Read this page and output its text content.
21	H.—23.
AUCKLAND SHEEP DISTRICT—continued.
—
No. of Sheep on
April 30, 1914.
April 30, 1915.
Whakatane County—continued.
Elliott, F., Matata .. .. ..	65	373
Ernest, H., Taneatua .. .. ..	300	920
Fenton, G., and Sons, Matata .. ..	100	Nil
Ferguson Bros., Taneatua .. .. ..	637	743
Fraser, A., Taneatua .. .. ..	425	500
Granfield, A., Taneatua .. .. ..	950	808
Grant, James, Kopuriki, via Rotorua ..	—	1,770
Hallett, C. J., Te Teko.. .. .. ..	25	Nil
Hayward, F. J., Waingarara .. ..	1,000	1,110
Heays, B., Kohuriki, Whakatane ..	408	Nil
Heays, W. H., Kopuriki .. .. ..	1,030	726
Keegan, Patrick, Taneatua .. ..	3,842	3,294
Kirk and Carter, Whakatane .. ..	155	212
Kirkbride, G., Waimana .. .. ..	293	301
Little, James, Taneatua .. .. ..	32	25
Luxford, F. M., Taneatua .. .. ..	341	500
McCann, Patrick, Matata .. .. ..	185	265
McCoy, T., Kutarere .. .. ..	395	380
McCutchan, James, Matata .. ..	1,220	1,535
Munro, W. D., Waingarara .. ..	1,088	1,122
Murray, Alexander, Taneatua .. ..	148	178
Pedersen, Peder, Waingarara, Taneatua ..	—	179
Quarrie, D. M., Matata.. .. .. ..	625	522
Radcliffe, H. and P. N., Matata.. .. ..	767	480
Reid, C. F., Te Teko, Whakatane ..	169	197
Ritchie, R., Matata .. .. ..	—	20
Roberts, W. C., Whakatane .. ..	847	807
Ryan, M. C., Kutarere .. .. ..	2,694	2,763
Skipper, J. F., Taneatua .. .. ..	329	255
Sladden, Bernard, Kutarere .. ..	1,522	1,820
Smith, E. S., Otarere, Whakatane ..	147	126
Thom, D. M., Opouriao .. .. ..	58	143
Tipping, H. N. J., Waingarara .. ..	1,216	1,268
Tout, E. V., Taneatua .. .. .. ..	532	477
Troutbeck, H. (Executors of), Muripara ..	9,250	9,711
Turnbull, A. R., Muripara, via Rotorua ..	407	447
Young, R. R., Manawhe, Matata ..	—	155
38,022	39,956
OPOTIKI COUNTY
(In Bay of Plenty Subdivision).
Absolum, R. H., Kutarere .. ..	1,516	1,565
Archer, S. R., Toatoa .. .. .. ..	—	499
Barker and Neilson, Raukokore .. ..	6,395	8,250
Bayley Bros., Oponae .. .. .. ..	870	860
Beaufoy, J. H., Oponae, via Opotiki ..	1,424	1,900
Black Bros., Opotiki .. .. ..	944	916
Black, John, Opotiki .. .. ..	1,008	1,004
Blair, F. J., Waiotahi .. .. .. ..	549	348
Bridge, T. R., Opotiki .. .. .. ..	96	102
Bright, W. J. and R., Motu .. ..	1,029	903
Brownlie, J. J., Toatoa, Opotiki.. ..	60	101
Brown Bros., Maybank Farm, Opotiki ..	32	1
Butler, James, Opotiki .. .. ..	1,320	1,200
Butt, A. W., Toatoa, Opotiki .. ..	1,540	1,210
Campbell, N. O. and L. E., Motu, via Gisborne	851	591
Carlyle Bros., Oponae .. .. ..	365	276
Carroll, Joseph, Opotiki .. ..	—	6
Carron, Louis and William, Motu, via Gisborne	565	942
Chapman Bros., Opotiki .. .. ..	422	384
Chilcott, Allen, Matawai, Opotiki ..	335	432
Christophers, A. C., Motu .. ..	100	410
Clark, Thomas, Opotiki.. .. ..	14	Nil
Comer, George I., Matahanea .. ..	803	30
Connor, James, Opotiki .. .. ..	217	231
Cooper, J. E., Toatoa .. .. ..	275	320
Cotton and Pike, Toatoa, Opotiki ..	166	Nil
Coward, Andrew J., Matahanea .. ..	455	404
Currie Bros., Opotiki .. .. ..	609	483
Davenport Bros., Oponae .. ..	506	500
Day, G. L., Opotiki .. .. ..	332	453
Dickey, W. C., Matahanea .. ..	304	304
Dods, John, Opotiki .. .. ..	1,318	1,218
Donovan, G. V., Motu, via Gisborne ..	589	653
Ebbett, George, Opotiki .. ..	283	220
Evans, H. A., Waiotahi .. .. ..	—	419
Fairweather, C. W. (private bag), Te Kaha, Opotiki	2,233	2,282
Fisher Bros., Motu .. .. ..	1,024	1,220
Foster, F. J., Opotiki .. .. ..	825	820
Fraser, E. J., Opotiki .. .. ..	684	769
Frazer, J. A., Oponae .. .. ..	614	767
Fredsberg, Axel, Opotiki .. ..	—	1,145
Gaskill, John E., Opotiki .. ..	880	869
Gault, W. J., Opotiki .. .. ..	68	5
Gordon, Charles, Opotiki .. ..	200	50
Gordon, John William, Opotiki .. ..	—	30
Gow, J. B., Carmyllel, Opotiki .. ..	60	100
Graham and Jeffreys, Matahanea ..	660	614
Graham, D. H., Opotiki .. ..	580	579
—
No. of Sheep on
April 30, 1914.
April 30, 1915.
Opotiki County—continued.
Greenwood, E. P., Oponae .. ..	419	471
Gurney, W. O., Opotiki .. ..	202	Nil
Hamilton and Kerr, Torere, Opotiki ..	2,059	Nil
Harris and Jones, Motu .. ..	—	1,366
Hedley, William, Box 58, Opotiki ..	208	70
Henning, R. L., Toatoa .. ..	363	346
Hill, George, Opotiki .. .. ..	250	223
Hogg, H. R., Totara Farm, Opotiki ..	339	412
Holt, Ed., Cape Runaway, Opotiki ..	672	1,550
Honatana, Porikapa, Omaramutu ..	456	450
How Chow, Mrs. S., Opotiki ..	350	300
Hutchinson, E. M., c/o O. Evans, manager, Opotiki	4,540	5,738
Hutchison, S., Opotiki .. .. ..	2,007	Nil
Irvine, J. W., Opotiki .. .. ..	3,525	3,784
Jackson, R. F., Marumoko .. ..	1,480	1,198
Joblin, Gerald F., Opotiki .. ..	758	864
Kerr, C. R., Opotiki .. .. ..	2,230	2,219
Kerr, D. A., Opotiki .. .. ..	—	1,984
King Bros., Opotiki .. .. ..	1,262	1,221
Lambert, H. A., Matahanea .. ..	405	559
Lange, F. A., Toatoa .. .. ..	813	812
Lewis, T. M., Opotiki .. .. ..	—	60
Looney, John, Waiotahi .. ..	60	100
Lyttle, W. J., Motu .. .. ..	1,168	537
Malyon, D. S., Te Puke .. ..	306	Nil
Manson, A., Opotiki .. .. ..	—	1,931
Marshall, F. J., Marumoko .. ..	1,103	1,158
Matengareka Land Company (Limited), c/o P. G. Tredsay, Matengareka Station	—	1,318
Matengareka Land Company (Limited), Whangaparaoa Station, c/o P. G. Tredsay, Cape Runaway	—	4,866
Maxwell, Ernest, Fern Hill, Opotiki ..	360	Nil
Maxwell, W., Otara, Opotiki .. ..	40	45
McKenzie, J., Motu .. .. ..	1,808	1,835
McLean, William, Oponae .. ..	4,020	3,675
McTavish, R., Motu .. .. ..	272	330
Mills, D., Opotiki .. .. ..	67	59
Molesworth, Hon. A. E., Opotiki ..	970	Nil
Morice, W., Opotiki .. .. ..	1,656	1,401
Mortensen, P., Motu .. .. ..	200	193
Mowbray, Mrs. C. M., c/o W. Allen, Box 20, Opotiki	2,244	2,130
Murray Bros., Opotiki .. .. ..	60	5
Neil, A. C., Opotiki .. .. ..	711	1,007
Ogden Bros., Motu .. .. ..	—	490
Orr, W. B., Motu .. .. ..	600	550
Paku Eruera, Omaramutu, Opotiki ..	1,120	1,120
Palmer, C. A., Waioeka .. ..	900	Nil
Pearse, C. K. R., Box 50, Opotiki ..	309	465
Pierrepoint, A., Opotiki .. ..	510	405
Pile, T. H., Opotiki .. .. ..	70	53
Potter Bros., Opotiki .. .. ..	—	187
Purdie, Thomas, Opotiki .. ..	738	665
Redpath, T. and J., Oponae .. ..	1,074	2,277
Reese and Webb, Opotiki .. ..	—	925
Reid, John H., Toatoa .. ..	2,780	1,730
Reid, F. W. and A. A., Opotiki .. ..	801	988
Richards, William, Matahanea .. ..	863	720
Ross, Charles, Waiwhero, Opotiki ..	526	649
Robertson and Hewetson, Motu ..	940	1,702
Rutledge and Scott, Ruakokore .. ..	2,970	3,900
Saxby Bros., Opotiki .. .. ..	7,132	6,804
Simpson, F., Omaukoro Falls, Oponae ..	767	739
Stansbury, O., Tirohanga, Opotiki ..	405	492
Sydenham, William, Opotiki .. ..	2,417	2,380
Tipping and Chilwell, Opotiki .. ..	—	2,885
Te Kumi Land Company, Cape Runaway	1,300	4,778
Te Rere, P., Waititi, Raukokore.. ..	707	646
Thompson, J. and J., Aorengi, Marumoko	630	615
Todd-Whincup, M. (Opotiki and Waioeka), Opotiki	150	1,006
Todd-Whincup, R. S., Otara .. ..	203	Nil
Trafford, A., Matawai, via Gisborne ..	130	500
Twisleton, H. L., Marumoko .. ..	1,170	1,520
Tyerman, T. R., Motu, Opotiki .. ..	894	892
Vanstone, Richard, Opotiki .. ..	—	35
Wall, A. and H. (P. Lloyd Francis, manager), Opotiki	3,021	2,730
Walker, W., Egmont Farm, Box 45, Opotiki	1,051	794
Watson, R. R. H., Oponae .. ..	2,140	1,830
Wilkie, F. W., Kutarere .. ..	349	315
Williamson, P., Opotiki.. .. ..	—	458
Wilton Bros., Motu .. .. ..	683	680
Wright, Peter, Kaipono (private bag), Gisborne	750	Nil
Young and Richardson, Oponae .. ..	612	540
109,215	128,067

━━━

» PROBLEM TO WORK ON: From the data above, work out how many lines hold "Taneatua". Answer with the number alone.

» SOLUTION TO THIS TASK: 11